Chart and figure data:
---
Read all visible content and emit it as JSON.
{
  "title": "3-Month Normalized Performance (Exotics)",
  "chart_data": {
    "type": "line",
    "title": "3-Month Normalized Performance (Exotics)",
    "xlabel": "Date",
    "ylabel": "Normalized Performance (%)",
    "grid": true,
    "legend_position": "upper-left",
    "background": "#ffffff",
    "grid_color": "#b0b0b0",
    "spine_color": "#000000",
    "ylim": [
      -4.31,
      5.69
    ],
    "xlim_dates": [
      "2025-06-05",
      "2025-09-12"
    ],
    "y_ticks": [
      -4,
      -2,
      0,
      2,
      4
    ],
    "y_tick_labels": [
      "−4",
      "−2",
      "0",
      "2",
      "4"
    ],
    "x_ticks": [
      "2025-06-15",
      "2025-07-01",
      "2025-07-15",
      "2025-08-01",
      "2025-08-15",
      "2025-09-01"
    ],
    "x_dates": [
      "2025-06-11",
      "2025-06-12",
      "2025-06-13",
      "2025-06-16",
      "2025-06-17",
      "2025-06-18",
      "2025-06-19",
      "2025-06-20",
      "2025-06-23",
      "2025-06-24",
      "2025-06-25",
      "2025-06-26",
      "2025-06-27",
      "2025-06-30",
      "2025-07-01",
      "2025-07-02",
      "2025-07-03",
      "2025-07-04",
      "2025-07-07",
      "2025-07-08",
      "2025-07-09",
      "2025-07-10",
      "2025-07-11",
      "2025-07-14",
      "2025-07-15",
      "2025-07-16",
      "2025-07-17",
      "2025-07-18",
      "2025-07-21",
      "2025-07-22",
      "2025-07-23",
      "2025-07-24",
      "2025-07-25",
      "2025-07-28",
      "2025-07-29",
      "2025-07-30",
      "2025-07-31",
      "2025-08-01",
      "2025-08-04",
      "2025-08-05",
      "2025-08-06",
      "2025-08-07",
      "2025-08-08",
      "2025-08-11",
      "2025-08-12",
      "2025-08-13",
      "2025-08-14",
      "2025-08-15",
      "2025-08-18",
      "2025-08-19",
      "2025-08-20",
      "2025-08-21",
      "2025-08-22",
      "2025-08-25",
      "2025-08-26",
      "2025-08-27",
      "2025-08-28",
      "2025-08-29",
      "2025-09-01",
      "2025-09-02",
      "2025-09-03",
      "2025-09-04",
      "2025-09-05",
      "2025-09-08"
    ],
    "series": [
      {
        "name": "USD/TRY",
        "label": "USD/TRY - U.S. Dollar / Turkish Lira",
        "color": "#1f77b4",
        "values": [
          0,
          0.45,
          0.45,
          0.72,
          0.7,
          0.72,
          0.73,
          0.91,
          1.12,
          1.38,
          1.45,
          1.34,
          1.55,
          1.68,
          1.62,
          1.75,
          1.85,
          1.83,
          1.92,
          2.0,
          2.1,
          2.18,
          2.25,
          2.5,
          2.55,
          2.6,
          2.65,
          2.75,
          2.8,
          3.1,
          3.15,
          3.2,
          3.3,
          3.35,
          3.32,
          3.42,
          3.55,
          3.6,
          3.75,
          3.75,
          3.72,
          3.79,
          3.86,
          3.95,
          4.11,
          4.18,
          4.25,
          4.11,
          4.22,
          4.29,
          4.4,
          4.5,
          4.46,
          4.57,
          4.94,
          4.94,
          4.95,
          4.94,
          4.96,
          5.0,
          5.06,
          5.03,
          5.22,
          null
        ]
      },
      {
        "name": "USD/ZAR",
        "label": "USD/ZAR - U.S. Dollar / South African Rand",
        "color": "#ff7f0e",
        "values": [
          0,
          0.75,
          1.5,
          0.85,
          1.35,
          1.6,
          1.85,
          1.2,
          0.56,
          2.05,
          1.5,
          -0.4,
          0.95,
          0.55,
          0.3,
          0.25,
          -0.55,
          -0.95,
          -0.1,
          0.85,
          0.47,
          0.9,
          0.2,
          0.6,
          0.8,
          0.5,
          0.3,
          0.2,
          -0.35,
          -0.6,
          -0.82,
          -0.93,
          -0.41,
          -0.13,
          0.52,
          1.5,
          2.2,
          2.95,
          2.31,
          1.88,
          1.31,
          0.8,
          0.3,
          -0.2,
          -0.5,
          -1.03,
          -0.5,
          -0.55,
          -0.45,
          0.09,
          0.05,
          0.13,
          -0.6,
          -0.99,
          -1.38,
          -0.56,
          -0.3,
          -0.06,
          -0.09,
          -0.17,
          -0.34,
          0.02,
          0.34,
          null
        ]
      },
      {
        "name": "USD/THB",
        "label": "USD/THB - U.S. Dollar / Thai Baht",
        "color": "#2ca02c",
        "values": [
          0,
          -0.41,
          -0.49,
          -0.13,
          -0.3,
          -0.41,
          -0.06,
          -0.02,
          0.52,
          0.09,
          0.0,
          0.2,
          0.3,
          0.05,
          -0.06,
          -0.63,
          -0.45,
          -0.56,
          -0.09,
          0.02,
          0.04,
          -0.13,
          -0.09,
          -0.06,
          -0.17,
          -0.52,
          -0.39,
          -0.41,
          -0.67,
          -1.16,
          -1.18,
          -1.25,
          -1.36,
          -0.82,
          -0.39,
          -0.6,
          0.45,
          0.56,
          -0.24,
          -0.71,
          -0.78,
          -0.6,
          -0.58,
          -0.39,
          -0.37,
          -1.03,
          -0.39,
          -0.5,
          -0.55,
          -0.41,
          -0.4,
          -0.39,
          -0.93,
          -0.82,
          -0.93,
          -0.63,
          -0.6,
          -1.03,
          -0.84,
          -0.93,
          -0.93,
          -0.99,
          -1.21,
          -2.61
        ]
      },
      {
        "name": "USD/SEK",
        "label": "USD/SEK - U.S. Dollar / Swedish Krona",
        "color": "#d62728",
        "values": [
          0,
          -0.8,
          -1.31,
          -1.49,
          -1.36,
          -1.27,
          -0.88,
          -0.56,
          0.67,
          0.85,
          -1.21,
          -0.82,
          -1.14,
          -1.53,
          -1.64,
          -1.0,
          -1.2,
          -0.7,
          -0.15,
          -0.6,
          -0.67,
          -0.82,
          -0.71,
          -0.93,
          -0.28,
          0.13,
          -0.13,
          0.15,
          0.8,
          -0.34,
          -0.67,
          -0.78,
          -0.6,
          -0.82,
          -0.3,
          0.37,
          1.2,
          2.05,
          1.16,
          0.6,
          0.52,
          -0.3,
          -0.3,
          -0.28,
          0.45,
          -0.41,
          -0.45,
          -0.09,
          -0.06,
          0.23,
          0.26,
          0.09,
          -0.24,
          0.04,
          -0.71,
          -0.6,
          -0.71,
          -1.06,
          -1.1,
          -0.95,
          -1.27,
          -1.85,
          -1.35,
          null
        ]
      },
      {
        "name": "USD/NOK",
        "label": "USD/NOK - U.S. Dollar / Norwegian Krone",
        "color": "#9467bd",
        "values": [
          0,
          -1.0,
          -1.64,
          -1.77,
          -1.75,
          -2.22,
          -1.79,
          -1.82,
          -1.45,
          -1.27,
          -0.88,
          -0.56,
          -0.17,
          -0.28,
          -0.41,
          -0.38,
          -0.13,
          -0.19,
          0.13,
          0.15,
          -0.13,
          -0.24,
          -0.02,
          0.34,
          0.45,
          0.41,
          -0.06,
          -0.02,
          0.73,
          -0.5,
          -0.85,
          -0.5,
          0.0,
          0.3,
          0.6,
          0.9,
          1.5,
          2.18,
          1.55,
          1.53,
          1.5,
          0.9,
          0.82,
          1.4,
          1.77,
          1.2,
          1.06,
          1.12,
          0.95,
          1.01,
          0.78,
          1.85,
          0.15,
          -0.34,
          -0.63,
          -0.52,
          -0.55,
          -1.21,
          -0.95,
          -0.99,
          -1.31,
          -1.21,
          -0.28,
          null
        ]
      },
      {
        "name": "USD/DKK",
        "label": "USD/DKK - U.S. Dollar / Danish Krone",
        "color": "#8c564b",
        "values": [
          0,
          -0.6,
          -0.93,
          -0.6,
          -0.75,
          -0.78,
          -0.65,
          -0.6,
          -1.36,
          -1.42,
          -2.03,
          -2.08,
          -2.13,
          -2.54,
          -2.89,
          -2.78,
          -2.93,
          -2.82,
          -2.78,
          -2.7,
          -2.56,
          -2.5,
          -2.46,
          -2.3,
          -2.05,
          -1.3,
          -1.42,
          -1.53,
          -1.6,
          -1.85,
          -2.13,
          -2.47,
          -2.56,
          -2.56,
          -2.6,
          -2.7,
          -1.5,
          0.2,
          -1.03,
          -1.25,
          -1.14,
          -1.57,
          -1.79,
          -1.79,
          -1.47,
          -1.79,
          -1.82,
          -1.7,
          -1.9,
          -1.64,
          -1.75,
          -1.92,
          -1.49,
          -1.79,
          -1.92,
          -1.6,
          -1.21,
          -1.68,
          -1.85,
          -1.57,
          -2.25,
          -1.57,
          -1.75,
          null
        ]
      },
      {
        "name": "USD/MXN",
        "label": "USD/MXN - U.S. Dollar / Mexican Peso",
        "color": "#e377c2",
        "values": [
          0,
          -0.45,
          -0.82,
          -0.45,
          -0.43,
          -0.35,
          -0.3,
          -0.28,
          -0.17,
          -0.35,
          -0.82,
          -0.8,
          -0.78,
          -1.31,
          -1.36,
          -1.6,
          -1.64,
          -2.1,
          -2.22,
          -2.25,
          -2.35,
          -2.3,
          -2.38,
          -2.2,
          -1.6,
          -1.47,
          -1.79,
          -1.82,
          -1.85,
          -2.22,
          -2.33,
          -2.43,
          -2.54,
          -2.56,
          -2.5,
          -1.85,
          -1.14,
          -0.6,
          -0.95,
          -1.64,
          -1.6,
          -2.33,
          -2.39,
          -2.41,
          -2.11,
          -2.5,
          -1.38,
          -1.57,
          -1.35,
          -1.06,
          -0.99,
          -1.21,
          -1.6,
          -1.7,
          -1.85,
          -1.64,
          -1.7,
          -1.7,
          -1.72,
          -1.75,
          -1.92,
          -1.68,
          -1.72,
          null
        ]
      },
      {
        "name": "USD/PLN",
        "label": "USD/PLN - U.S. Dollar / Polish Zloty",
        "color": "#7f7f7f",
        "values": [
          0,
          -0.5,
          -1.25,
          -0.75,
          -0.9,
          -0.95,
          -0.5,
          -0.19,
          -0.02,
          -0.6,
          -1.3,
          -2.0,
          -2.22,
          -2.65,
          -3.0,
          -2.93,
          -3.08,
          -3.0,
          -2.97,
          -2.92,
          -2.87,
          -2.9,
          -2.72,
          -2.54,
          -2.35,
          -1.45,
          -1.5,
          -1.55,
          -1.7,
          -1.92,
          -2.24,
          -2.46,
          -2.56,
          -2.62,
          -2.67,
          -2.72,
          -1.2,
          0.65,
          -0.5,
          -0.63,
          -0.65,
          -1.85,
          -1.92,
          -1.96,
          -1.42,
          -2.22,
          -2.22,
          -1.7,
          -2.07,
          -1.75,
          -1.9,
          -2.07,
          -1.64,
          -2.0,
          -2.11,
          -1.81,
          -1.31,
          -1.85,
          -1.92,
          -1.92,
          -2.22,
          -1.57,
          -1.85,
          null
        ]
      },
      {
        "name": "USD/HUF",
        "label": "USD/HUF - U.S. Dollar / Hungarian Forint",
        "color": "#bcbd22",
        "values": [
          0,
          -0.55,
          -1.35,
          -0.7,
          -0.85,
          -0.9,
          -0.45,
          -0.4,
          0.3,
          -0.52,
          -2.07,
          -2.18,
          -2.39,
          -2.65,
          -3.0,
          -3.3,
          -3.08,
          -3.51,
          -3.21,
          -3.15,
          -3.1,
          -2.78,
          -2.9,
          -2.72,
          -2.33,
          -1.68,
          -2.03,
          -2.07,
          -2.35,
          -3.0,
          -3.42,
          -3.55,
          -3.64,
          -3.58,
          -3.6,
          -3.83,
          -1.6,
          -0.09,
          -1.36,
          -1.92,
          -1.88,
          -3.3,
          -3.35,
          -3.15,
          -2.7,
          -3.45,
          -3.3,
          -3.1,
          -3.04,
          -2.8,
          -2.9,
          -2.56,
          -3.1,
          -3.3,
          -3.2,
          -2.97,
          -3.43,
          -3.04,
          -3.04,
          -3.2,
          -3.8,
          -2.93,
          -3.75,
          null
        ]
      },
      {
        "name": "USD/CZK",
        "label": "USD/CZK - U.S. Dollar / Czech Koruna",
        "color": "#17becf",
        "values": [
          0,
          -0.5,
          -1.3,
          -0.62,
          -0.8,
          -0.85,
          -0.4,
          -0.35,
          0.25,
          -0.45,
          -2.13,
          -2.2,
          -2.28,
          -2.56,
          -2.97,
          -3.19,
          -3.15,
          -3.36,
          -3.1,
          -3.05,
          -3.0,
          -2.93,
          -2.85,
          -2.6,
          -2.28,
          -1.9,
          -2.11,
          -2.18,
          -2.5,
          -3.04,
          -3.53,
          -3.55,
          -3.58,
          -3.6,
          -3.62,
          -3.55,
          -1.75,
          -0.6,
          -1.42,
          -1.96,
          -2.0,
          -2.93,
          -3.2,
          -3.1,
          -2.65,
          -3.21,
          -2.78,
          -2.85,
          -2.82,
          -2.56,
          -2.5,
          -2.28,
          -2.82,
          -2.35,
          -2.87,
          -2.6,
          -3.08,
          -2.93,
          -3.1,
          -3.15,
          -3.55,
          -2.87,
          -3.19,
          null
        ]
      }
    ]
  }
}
---
WRITTEN REQUEST: Write out every line of the preceding listing that contains "Dollar".

COMPLETED TASK:
        "label": "USD/TRY - U.S. Dollar / Turkish Lira",
        "label": "USD/ZAR - U.S. Dollar / South African Rand",
        "label": "USD/THB - U.S. Dollar / Thai Baht",
        "label": "USD/SEK - U.S. Dollar / Swedish Krona",
        "label": "USD/NOK - U.S. Dollar / Norwegian Krone",
        "label": "USD/DKK - U.S. Dollar / Danish Krone",
        "label": "USD/MXN - U.S. Dollar / Mexican Peso",
        "label": "USD/PLN - U.S. Dollar / Polish Zloty",
        "label": "USD/HUF - U.S. Dollar / Hungarian Forint",
        "label": "USD/CZK - U.S. Dollar / Czech Koruna",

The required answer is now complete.